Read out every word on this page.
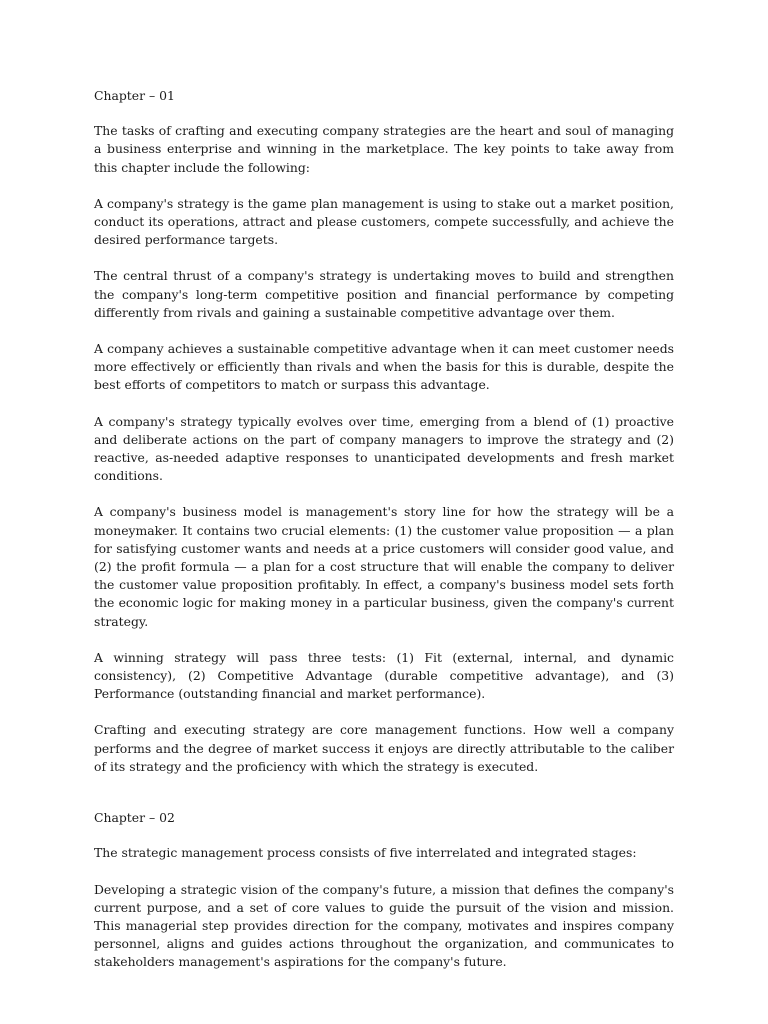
Chapter – 01

The tasks of crafting and executing company strategies are the heart and soul of managing a business enterprise and winning in the marketplace. The key points to take away from this chapter include the following:

A company's strategy is the game plan management is using to stake out a market position, conduct its operations, attract and please customers, compete successfully, and achieve the desired performance targets.

The central thrust of a company's strategy is undertaking moves to build and strengthen the company's long-term competitive position and financial performance by competing differently from rivals and gaining a sustainable competitive advantage over them.

A company achieves a sustainable competitive advantage when it can meet customer needs more effectively or efficiently than rivals and when the basis for this is durable, despite the best efforts of competitors to match or surpass this advantage.

A company's strategy typically evolves over time, emerging from a blend of (1) proactive and deliberate actions on the part of company managers to improve the strategy and (2) reactive, as-needed adaptive responses to unanticipated developments and fresh market conditions.

A company's business model is management's story line for how the strategy will be a moneymaker. It contains two crucial elements: (1) the customer value proposition — a plan for satisfying customer wants and needs at a price customers will consider good value, and (2) the profit formula — a plan for a cost structure that will enable the company to deliver the customer value proposition profitably. In effect, a company's business model sets forth the economic logic for making money in a particular business, given the company's current strategy.

A winning strategy will pass three tests: (1) Fit (external, internal, and dynamic consistency), (2) Competitive Advantage (durable competitive advantage), and (3) Performance (outstanding financial and market performance).

Crafting and executing strategy are core management functions. How well a company performs and the degree of market success it enjoys are directly attributable to the caliber of its strategy and the proficiency with which the strategy is executed.

Chapter – 02

The strategic management process consists of five interrelated and integrated stages:

Developing a strategic vision of the company's future, a mission that defines the company's current purpose, and a set of core values to guide the pursuit of the vision and mission. This managerial step provides direction for the company, motivates and inspires company personnel, aligns and guides actions throughout the organization, and communicates to stakeholders management's aspirations for the company's future.
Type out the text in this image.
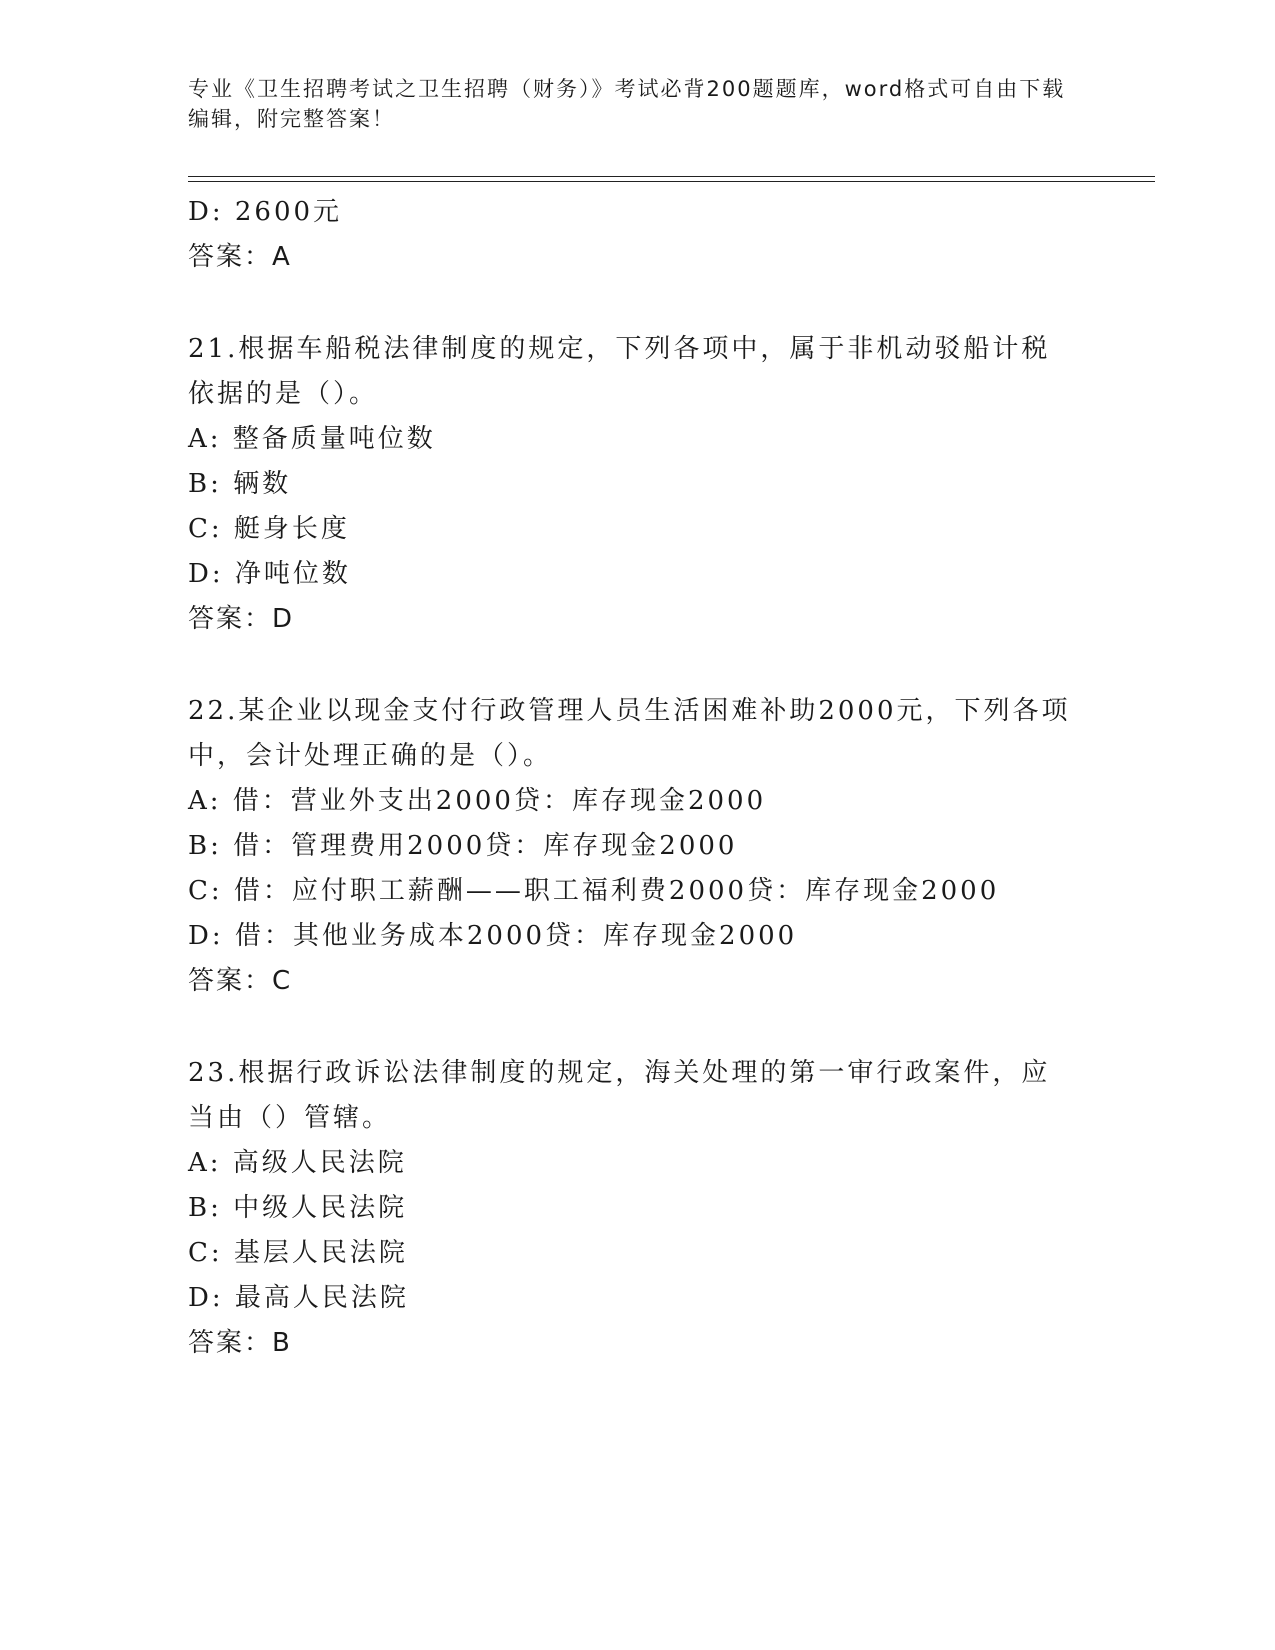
专业《卫生招聘考试之卫生招聘（财务）》考试必背200题题库，word格式可自由下载编辑，附完整答案！
D: 2600元
答案：A
21.根据车船税法律制度的规定，下列各项中，属于非机动驳船计税依据的是（）。
A: 整备质量吨位数
B: 辆数
C: 艇身长度
D: 净吨位数
答案：D
22.某企业以现金支付行政管理人员生活困难补助2000元，下列各项中，会计处理正确的是（）。
A: 借：营业外支出2000贷：库存现金2000
B: 借：管理费用2000贷：库存现金2000
C: 借：应付职工薪酬——职工福利费2000贷：库存现金2000
D: 借：其他业务成本2000贷：库存现金2000
答案：C
23.根据行政诉讼法律制度的规定，海关处理的第一审行政案件，应当由（）管辖。
A: 高级人民法院
B: 中级人民法院
C: 基层人民法院
D: 最高人民法院
答案：B
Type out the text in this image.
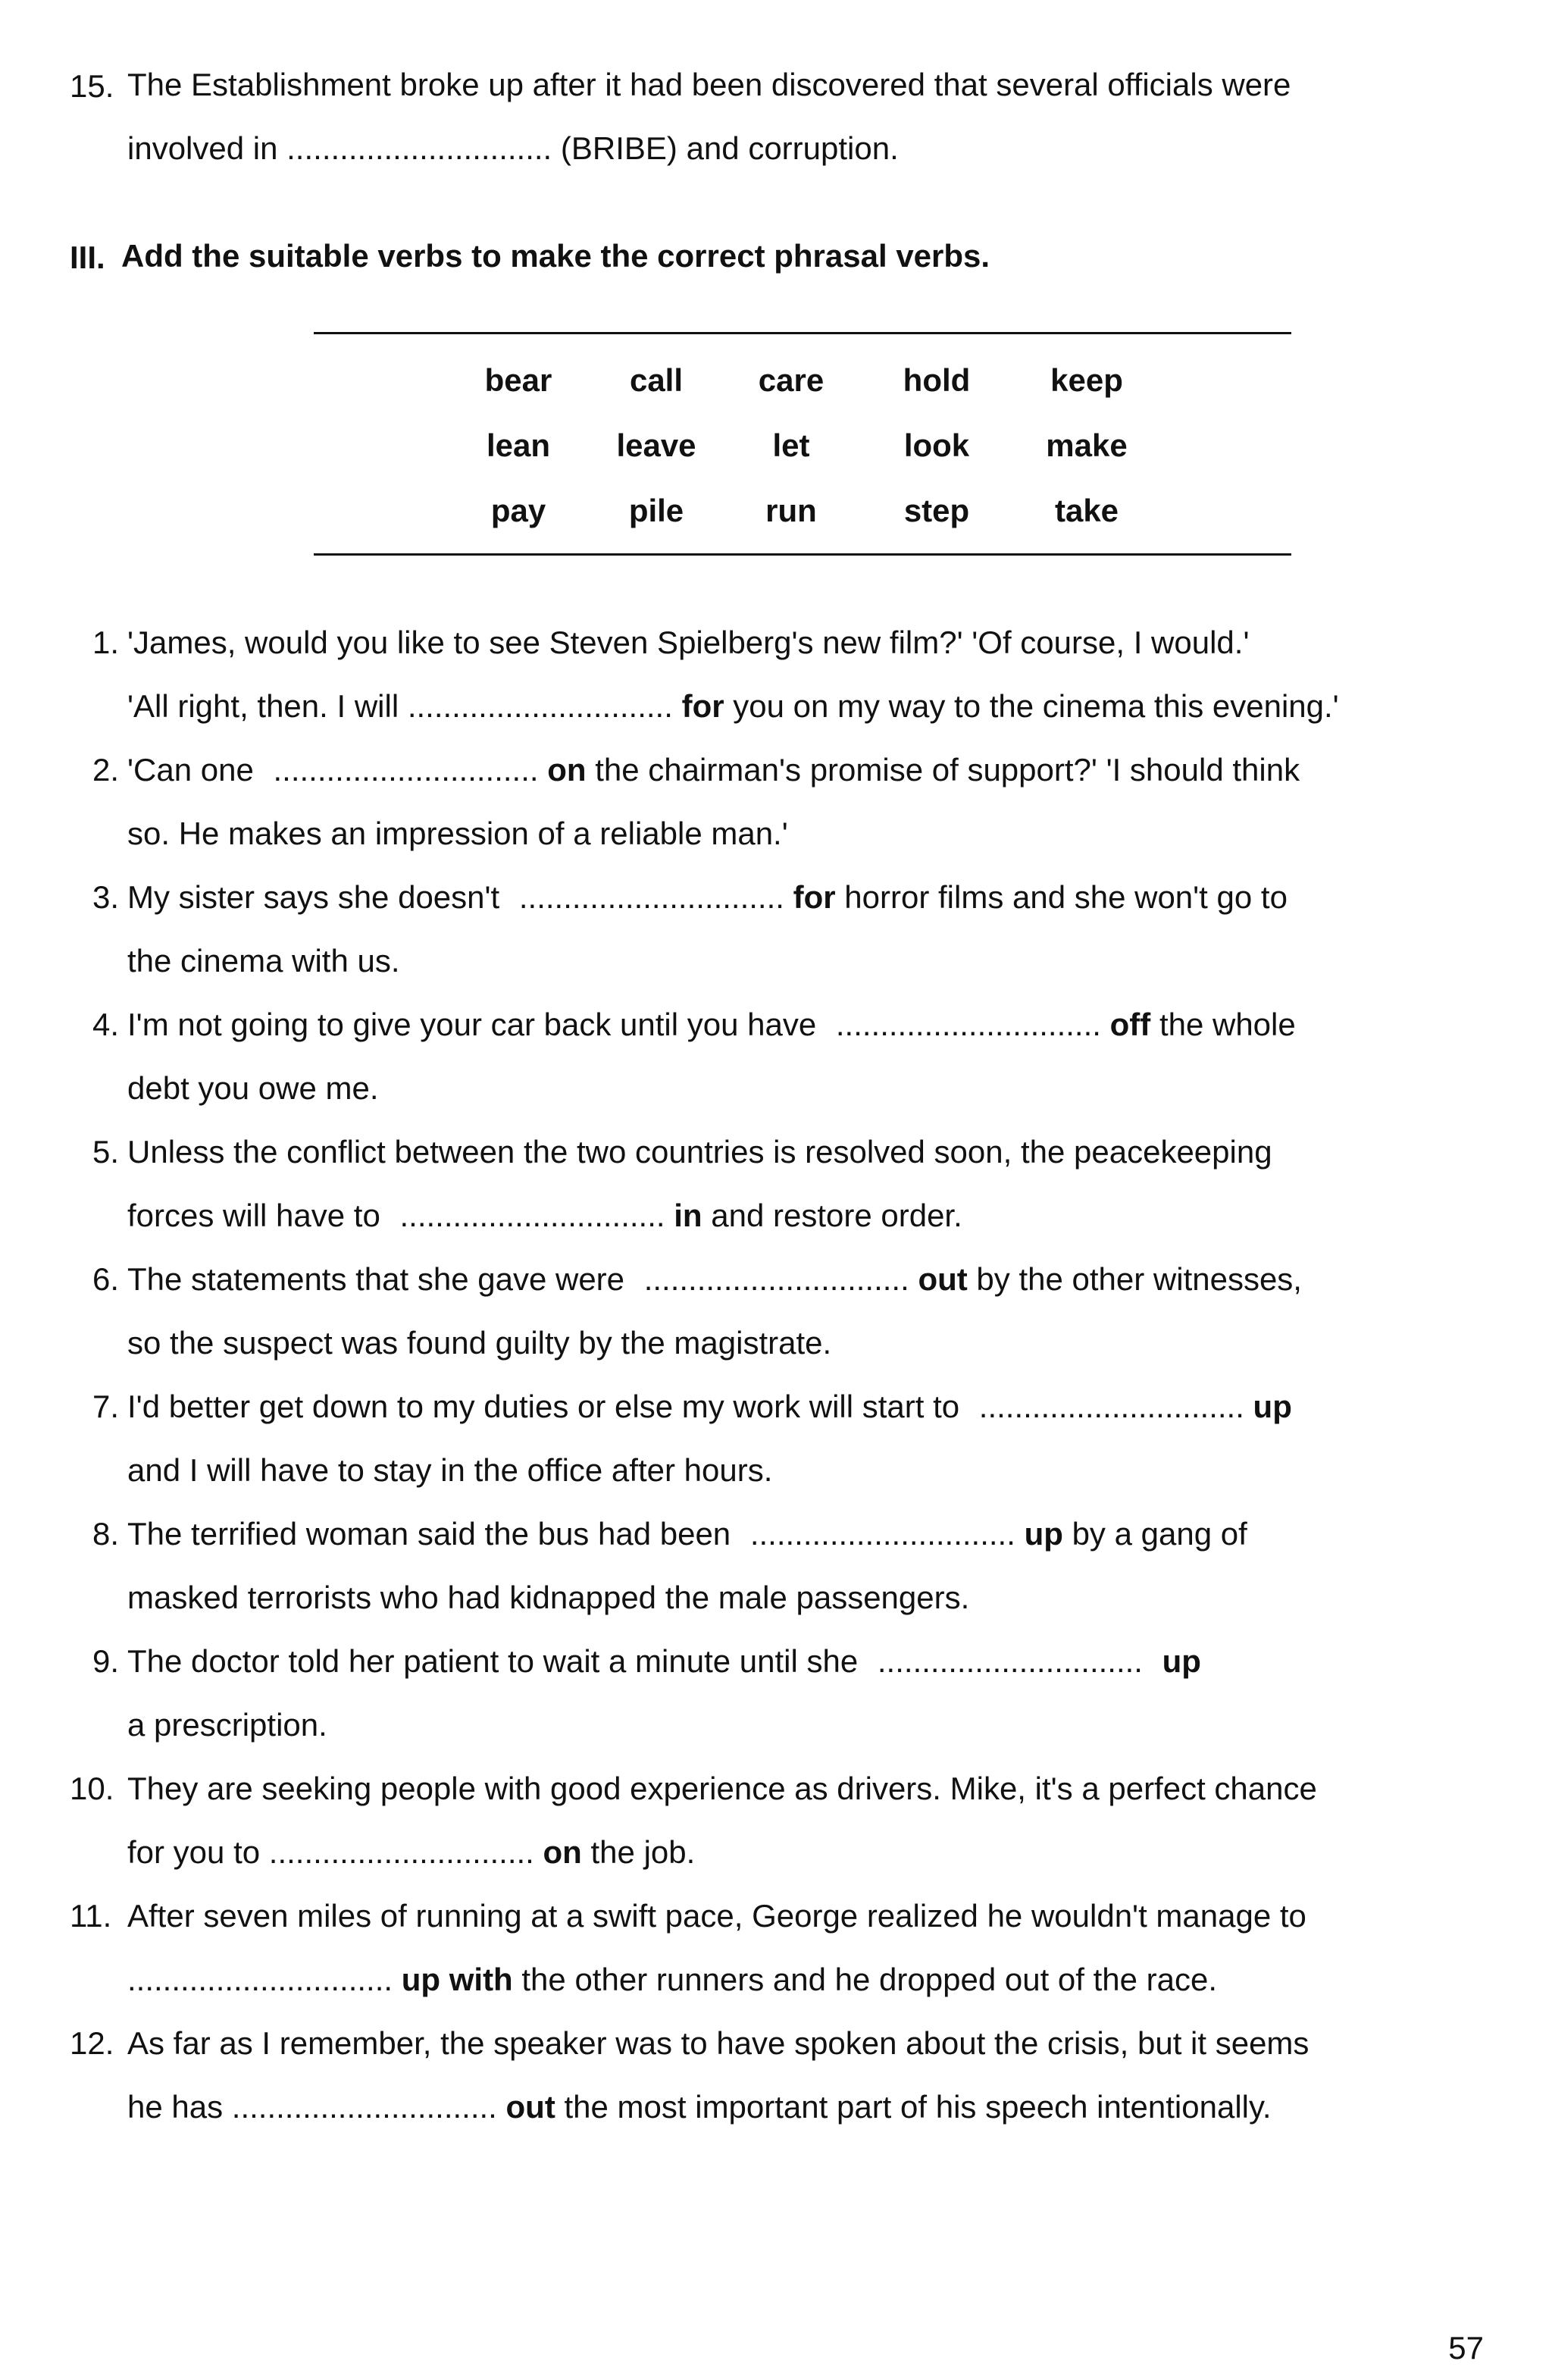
15. The Establishment broke up after it had been discovered that several officials were
involved in .............................. (BRIBE) and corruption.
III. Add the suitable verbs to make the correct phrasal verbs.
bear	call	care	hold	keep
lean	leave	let	look	make
pay	pile	run	step	take
1. 'James, would you like to see Steven Spielberg's new film?' 'Of course, I would.'
'All right, then. I will .............................. for you on my way to the cinema this evening.'
2. 'Can one .............................. on the chairman's promise of support?' 'I should think
so. He makes an impression of a reliable man.'
3. My sister says she doesn't .............................. for horror films and she won't go to
the cinema with us.
4. I'm not going to give your car back until you have .............................. off the whole
debt you owe me.
5. Unless the conflict between the two countries is resolved soon, the peacekeeping
forces will have to .............................. in and restore order.
6. The statements that she gave were .............................. out by the other witnesses,
so the suspect was found guilty by the magistrate.
7. I'd better get down to my duties or else my work will start to .............................. up
and I will have to stay in the office after hours.
8. The terrified woman said the bus had been .............................. up by a gang of
masked terrorists who had kidnapped the male passengers.
9. The doctor told her patient to wait a minute until she .............................. up
a prescription.
10. They are seeking people with good experience as drivers. Mike, it's a perfect chance
for you to .............................. on the job.
11. After seven miles of running at a swift pace, George realized he wouldn't manage to
.............................. up with the other runners and he dropped out of the race.
12. As far as I remember, the speaker was to have spoken about the crisis, but it seems
he has .............................. out the most important part of his speech intentionally.
57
------------
▶ _Written problem_: Filter the records down to the lines that contain the string "have", and copy those lines.

▶ _The completed task_:
4. I'm not going to give your car back until you have .............................. off the whole
forces will have to .............................. in and restore order.
and I will have to stay in the office after hours.
12. As far as I remember, the speaker was to have spoken about the crisis, but it seems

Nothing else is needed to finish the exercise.